··· DATA ENTRIES ···

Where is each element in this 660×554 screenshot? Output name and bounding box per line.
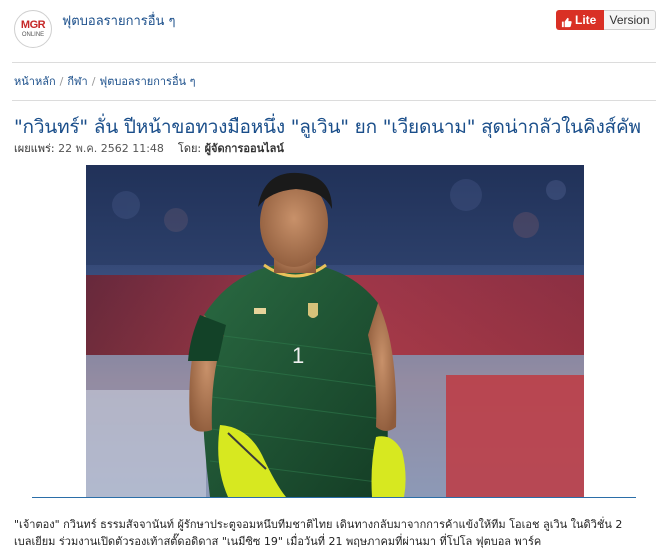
author-name: ผู้จัดการออนไลน์ — [204, 142, 284, 155]
section-title-link[interactable]: ฟุตบอลรายการอื่น ๆ — [62, 10, 176, 31]
article-photo: 1 — [86, 165, 584, 497]
lite-label: Lite — [575, 13, 597, 27]
breadcrumb-sport[interactable]: กีฬา — [67, 75, 87, 88]
breadcrumb-other-football[interactable]: ฟุตบอลรายการอื่น ๆ — [99, 75, 195, 88]
breadcrumb-divider — [12, 100, 656, 101]
breadcrumb: หน้าหลัก / กีฬา / ฟุตบอลรายการอื่น ๆ — [14, 72, 195, 90]
article-body-line-1: "เจ้าตอง" กวินทร์ ธรรมสัจจานันท์ ผู้รักษ… — [14, 518, 623, 531]
article-title: "กวินทร์" ลั่น ปีหน้าขอทวงมือหนึ่ง "ลูเว… — [14, 116, 641, 138]
version-button[interactable]: Version — [604, 10, 656, 30]
header-divider — [12, 62, 656, 63]
photo-caption-line — [32, 497, 636, 498]
breadcrumb-separator: / — [91, 75, 96, 88]
breadcrumb-home[interactable]: หน้าหลัก — [14, 75, 56, 88]
published-label: เผยแพร่: — [14, 142, 55, 155]
mgr-online-logo[interactable]: MGR ONLINE — [14, 10, 52, 48]
logo-text-bottom: ONLINE — [21, 32, 45, 38]
jersey-number: 1 — [292, 343, 304, 368]
article-meta: เผยแพร่: 22 พ.ค. 2562 11:48 โดย: ผู้จัดก… — [14, 139, 284, 157]
article-body: "เจ้าตอง" กวินทร์ ธรรมสัจจานันท์ ผู้รักษ… — [14, 516, 650, 550]
site-header: MGR ONLINE ฟุตบอลรายการอื่น ๆ Lite Versi… — [0, 0, 660, 58]
breadcrumb-separator: / — [59, 75, 64, 88]
goalkeeper-photo: 1 — [86, 165, 584, 497]
lite-button[interactable]: Lite — [556, 10, 604, 30]
article-body-line-2: เบลเยียม ร่วมงานเปิดตัวรองเท้าสตั๊ดอดิดา… — [14, 535, 542, 548]
published-date: 22 พ.ค. 2562 11:48 — [58, 142, 164, 155]
author-label: โดย: — [177, 142, 202, 155]
thumbs-up-icon — [561, 14, 572, 34]
logo-text-top: MGR — [20, 19, 46, 31]
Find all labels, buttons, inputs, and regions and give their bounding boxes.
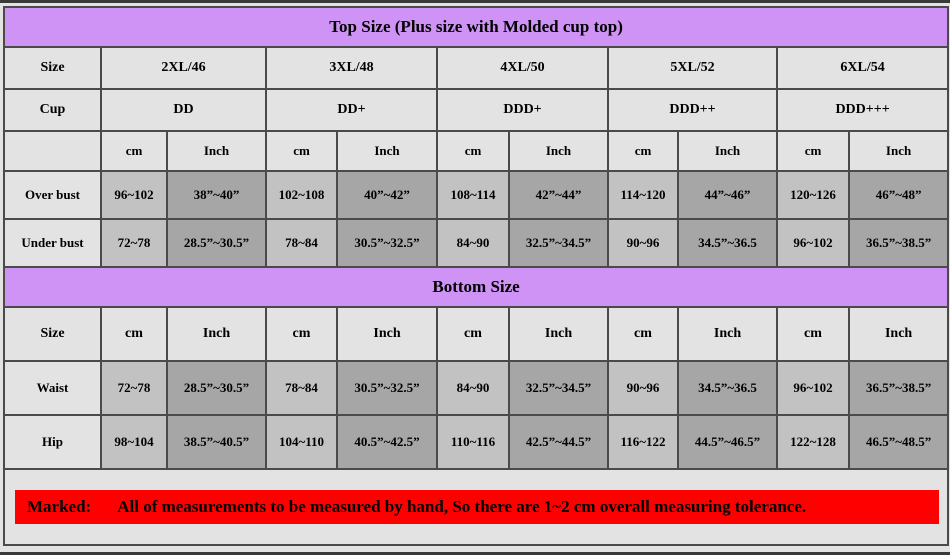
top-units-row: cm Inch cm Inch cm Inch cm Inch cm Inch <box>3 130 950 172</box>
unit-header-cm: cm <box>776 306 850 362</box>
note-marked-label: Marked: <box>27 497 92 516</box>
under-bust-cm: 96~102 <box>776 218 850 268</box>
waist-row: Waist 72~78 28.5”~30.5” 78~84 30.5”~32.5… <box>3 360 950 416</box>
over-bust-inch: 38”~40” <box>166 170 267 220</box>
size-value: 6XL/54 <box>775 46 950 90</box>
unit-header-inch: Inch <box>336 306 438 362</box>
waist-inch: 28.5”~30.5” <box>166 360 267 416</box>
unit-header-cm: cm <box>265 306 338 362</box>
over-bust-cm: 114~120 <box>607 170 679 220</box>
under-bust-cm: 72~78 <box>100 218 168 268</box>
over-bust-inch: 46”~48” <box>847 170 950 220</box>
units-row-empty-label <box>3 130 102 172</box>
bottom-size-banner-row: Bottom Size <box>2 266 950 308</box>
under-bust-row: Under bust 72~78 28.5”~30.5” 78~84 30.5”… <box>3 218 950 268</box>
under-bust-cm: 90~96 <box>607 218 679 268</box>
over-bust-cm: 120~126 <box>776 170 850 220</box>
top-size-row: Size 2XL/46 3XL/48 4XL/50 5XL/52 6XL/54 <box>3 46 950 90</box>
bottom-units-row: Size cm Inch cm Inch cm Inch cm Inch cm … <box>3 306 950 362</box>
unit-header-inch: Inch <box>508 306 609 362</box>
measuring-note-cell: Marked: All of measurements to be measur… <box>2 468 950 546</box>
unit-header-cm: cm <box>607 306 679 362</box>
under-bust-inch: 30.5”~32.5” <box>336 218 438 268</box>
size-value: 5XL/52 <box>607 46 778 90</box>
hip-inch: 38.5”~40.5” <box>166 414 267 470</box>
unit-header-inch: Inch <box>166 306 267 362</box>
cup-value: DDD+++ <box>775 88 950 132</box>
row-label-cup: Cup <box>3 88 102 132</box>
under-bust-inch: 28.5”~30.5” <box>166 218 267 268</box>
hip-inch: 46.5”~48.5” <box>847 414 950 470</box>
unit-header-inch: Inch <box>677 306 778 362</box>
waist-cm: 96~102 <box>776 360 850 416</box>
top-size-banner: Top Size (Plus size with Molded cup top) <box>2 6 950 48</box>
row-label-over-bust: Over bust <box>3 170 102 220</box>
unit-header-inch: Inch <box>336 130 438 172</box>
over-bust-inch: 40”~42” <box>336 170 438 220</box>
unit-header-cm: cm <box>607 130 679 172</box>
hip-cm: 110~116 <box>436 414 510 470</box>
waist-cm: 78~84 <box>265 360 338 416</box>
unit-header-inch: Inch <box>166 130 267 172</box>
unit-header-cm: cm <box>436 306 510 362</box>
waist-inch: 34.5”~36.5 <box>677 360 778 416</box>
under-bust-cm: 84~90 <box>436 218 510 268</box>
cup-value: DDD+ <box>436 88 609 132</box>
unit-header-cm: cm <box>100 306 168 362</box>
row-label-size: Size <box>3 306 102 362</box>
over-bust-cm: 96~102 <box>100 170 168 220</box>
under-bust-inch: 36.5”~38.5” <box>847 218 950 268</box>
unit-header-cm: cm <box>436 130 510 172</box>
unit-header-inch: Inch <box>847 130 950 172</box>
hip-cm: 122~128 <box>776 414 850 470</box>
cup-value: DDD++ <box>607 88 778 132</box>
unit-header-cm: cm <box>776 130 850 172</box>
row-label-under-bust: Under bust <box>3 218 102 268</box>
hip-cm: 104~110 <box>265 414 338 470</box>
waist-cm: 90~96 <box>607 360 679 416</box>
over-bust-cm: 108~114 <box>436 170 510 220</box>
unit-header-cm: cm <box>265 130 338 172</box>
hip-inch: 40.5”~42.5” <box>336 414 438 470</box>
hip-cm: 116~122 <box>607 414 679 470</box>
measuring-note-banner: Marked: All of measurements to be measur… <box>15 490 940 524</box>
over-bust-row: Over bust 96~102 38”~40” 102~108 40”~42”… <box>3 170 950 220</box>
waist-inch: 32.5”~34.5” <box>508 360 609 416</box>
top-cup-row: Cup DD DD+ DDD+ DDD++ DDD+++ <box>3 88 950 132</box>
top-size-banner-row: Top Size (Plus size with Molded cup top) <box>2 6 950 48</box>
hip-cm: 98~104 <box>100 414 168 470</box>
note-text: All of measurements to be measured by ha… <box>117 497 807 516</box>
over-bust-inch: 44”~46” <box>677 170 778 220</box>
hip-row: Hip 98~104 38.5”~40.5” 104~110 40.5”~42.… <box>3 414 950 470</box>
row-label-size: Size <box>3 46 102 90</box>
under-bust-inch: 32.5”~34.5” <box>508 218 609 268</box>
size-chart: Top Size (Plus size with Molded cup top)… <box>0 0 950 555</box>
under-bust-cm: 78~84 <box>265 218 338 268</box>
hip-inch: 42.5”~44.5” <box>508 414 609 470</box>
unit-header-inch: Inch <box>847 306 950 362</box>
unit-header-cm: cm <box>100 130 168 172</box>
over-bust-cm: 102~108 <box>265 170 338 220</box>
waist-cm: 84~90 <box>436 360 510 416</box>
waist-cm: 72~78 <box>100 360 168 416</box>
cup-value: DD <box>100 88 267 132</box>
unit-header-inch: Inch <box>677 130 778 172</box>
row-label-waist: Waist <box>3 360 102 416</box>
row-label-hip: Hip <box>3 414 102 470</box>
bottom-size-banner: Bottom Size <box>2 266 950 308</box>
under-bust-inch: 34.5”~36.5 <box>677 218 778 268</box>
size-value: 2XL/46 <box>100 46 267 90</box>
note-row: Marked: All of measurements to be measur… <box>2 468 950 546</box>
size-value: 3XL/48 <box>265 46 438 90</box>
size-chart-table: Top Size (Plus size with Molded cup top)… <box>2 6 950 546</box>
over-bust-inch: 42”~44” <box>508 170 609 220</box>
size-value: 4XL/50 <box>436 46 609 90</box>
waist-inch: 30.5”~32.5” <box>336 360 438 416</box>
cup-value: DD+ <box>265 88 438 132</box>
hip-inch: 44.5”~46.5” <box>677 414 778 470</box>
unit-header-inch: Inch <box>508 130 609 172</box>
waist-inch: 36.5”~38.5” <box>847 360 950 416</box>
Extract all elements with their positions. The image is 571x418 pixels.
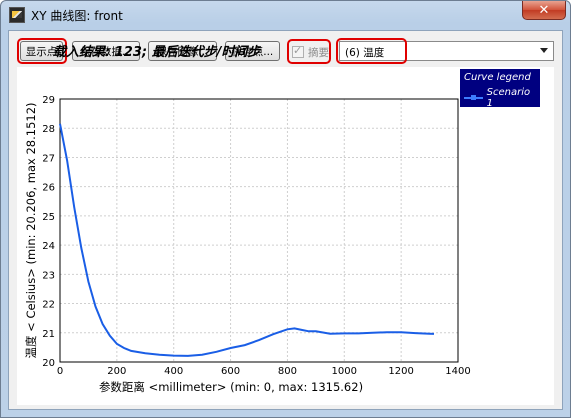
y-tick-label: 27 bbox=[42, 153, 55, 164]
y-tick-label: 22 bbox=[42, 300, 55, 311]
y-tick-label: 26 bbox=[42, 183, 55, 194]
y-tick-label: 29 bbox=[42, 95, 55, 106]
xy-chart: 0 200 400 600 800 1000 1200 1400 20 21 22 23 24 25 26 2… bbox=[24, 95, 471, 394]
x-tick-label: 600 bbox=[221, 366, 240, 377]
legend-swatch bbox=[464, 95, 483, 100]
x-tick-label: 1400 bbox=[445, 366, 470, 377]
x-tick-label: 1000 bbox=[332, 366, 357, 377]
x-tick-label: 400 bbox=[164, 366, 183, 377]
xy-plot-window: XY 曲线图: front ✕ 显示点 保存数据... 保存图像... 保存点.… bbox=[0, 0, 571, 418]
y-tick-label: 20 bbox=[42, 358, 55, 369]
y-tick-label: 28 bbox=[42, 124, 55, 135]
x-tick-label: 0 bbox=[57, 366, 63, 377]
y-tick-label: 23 bbox=[42, 270, 55, 281]
curve-legend: Curve legend Scenario 1 bbox=[460, 69, 540, 109]
x-tick-label: 200 bbox=[107, 366, 126, 377]
x-tick-label: 1200 bbox=[388, 366, 413, 377]
x-tick-label: 800 bbox=[278, 366, 297, 377]
legend-title: Curve legend bbox=[464, 72, 531, 83]
y-tick-label: 25 bbox=[42, 212, 55, 223]
y-axis-label: 温度 < Celsius> (min: 20.206, max 28.1512) bbox=[24, 102, 38, 358]
plot-background bbox=[60, 99, 458, 362]
legend-entry: Scenario 1 bbox=[464, 87, 536, 109]
y-tick-label: 21 bbox=[42, 329, 55, 340]
x-axis-label: 参数距离 <millimeter> (min: 0, max: 1315.62) bbox=[99, 380, 363, 394]
y-tick-label: 24 bbox=[42, 241, 55, 252]
legend-label: Scenario 1 bbox=[486, 87, 531, 109]
chart-title: 载入结果: 123; 最后迭代步/时间步 bbox=[53, 45, 261, 60]
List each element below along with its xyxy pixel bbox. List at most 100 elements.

···

**THE EXERCISE**
Reproduce the records starting with the line that contains "top-units-row: cm Inch" and going on through the line that contains "waist-row: Waist 72~78", with each line copied exactly.

**FINAL ANSWER**
top-units-row: cm Inch cm Inch cm Inch cm Inch cm Inch <box>3 130 950 172</box>
unit-header-cm: cm <box>776 306 850 362</box>
note-marked-label: Marked: <box>27 497 92 516</box>
under-bust-cm: 96~102 <box>776 218 850 268</box>
waist-row: Waist 72~78 28.5”~30.5” 78~84 30.5”~32.5… <box>3 360 950 416</box>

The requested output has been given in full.